### Aim of the exercise
Go through the data below and copy each line where the word "repeats" occurs.

### Records shown

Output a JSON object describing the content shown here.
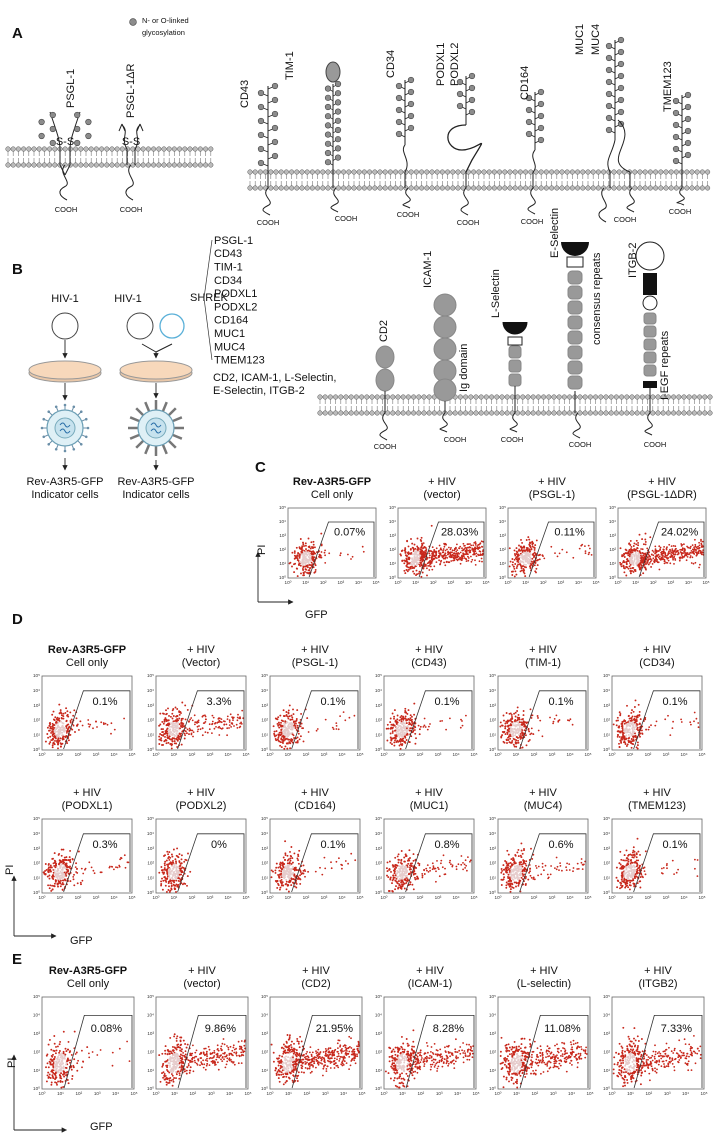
{
  "panel_a": {
    "label": "A",
    "legend": [
      "N- or O-linked",
      "glycosylation"
    ],
    "proteins": [
      [
        "PSGL-1"
      ],
      [
        "PSGL-1ΔR"
      ],
      [
        "CD43"
      ],
      [
        "TIM-1"
      ],
      [
        "CD34"
      ],
      [
        "PODXL1",
        "PODXL2"
      ],
      [
        "CD164"
      ],
      [
        "MUC1",
        "MUC4"
      ],
      [
        "TMEM123"
      ]
    ],
    "terminus": "COOH",
    "bond": "S-S"
  },
  "panel_b": {
    "label": "B",
    "virus": "HIV-1",
    "shrek": "SHREK",
    "shrek_proteins": [
      "PSGL-1",
      "CD43",
      "TIM-1",
      "CD34",
      "PODXL1",
      "PODXL2",
      "CD164",
      "MUC1",
      "MUC4",
      "TMEM123"
    ],
    "adhesion_proteins": [
      "CD2, ICAM-1, L-Selectin,",
      "E-Selectin, ITGB-2"
    ],
    "indicator_cells": [
      "Rev-A3R5-GFP",
      "Indicator cells"
    ],
    "proteins": [
      {
        "name": "CD2"
      },
      {
        "name": "ICAM-1",
        "domain": "Ig domain"
      },
      {
        "name": "L-Selectin"
      },
      {
        "name": "E-Selectin",
        "domain": "consensus repeats"
      },
      {
        "name": "ITGB-2",
        "domain": "I-EGF repeats"
      }
    ],
    "terminus": "COOH"
  },
  "flow_axis_ticks": [
    "10⁰",
    "10¹",
    "10²",
    "10³",
    "10⁴",
    "10⁵"
  ],
  "panel_c": {
    "label": "C",
    "y_axis": "PI",
    "x_axis": "GFP",
    "plots": [
      {
        "title": [
          "Rev-A3R5-GFP",
          "Cell only"
        ],
        "percent": "0.07%"
      },
      {
        "title": [
          "+ HIV",
          "(vector)"
        ],
        "percent": "28.03%"
      },
      {
        "title": [
          "+ HIV",
          "(PSGL-1)"
        ],
        "percent": "0.11%"
      },
      {
        "title": [
          "+ HIV",
          "(PSGL-1ΔDR)"
        ],
        "percent": "24.02%"
      }
    ]
  },
  "panel_d": {
    "label": "D",
    "y_axis": "PI",
    "x_axis": "GFP",
    "plots": [
      {
        "title": [
          "Rev-A3R5-GFP",
          "Cell only"
        ],
        "percent": "0.1%"
      },
      {
        "title": [
          "+ HIV",
          "(Vector)"
        ],
        "percent": "3.3%"
      },
      {
        "title": [
          "+ HIV",
          "(PSGL-1)"
        ],
        "percent": "0.1%"
      },
      {
        "title": [
          "+ HIV",
          "(CD43)"
        ],
        "percent": "0.1%"
      },
      {
        "title": [
          "+ HIV",
          "(TIM-1)"
        ],
        "percent": "0.1%"
      },
      {
        "title": [
          "+ HIV",
          "(CD34)"
        ],
        "percent": "0.1%"
      },
      {
        "title": [
          "+ HIV",
          "(PODXL1)"
        ],
        "percent": "0.3%"
      },
      {
        "title": [
          "+ HIV",
          "(PODXL2)"
        ],
        "percent": "0%"
      },
      {
        "title": [
          "+ HIV",
          "(CD164)"
        ],
        "percent": "0.1%"
      },
      {
        "title": [
          "+ HIV",
          "(MUC1)"
        ],
        "percent": "0.8%"
      },
      {
        "title": [
          "+ HIV",
          "(MUC4)"
        ],
        "percent": "0.6%"
      },
      {
        "title": [
          "+ HIV",
          "(TMEM123)"
        ],
        "percent": "0.1%"
      }
    ]
  },
  "panel_e": {
    "label": "E",
    "y_axis": "PI",
    "x_axis": "GFP",
    "plots": [
      {
        "title": [
          "Rev-A3R5-GFP",
          "Cell only"
        ],
        "percent": "0.08%"
      },
      {
        "title": [
          "+ HIV",
          "(vector)"
        ],
        "percent": "9.86%"
      },
      {
        "title": [
          "+ HIV",
          "(CD2)"
        ],
        "percent": "21.95%"
      },
      {
        "title": [
          "+ HIV",
          "(ICAM-1)"
        ],
        "percent": "8.28%"
      },
      {
        "title": [
          "+ HIV",
          "(L-selectin)"
        ],
        "percent": "11.08%"
      },
      {
        "title": [
          "+ HIV",
          "(ITGB2)"
        ],
        "percent": "7.33%"
      }
    ]
  }
}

### Your solution
        "domain": "consensus repeats"
        "domain": "I-EGF repeats"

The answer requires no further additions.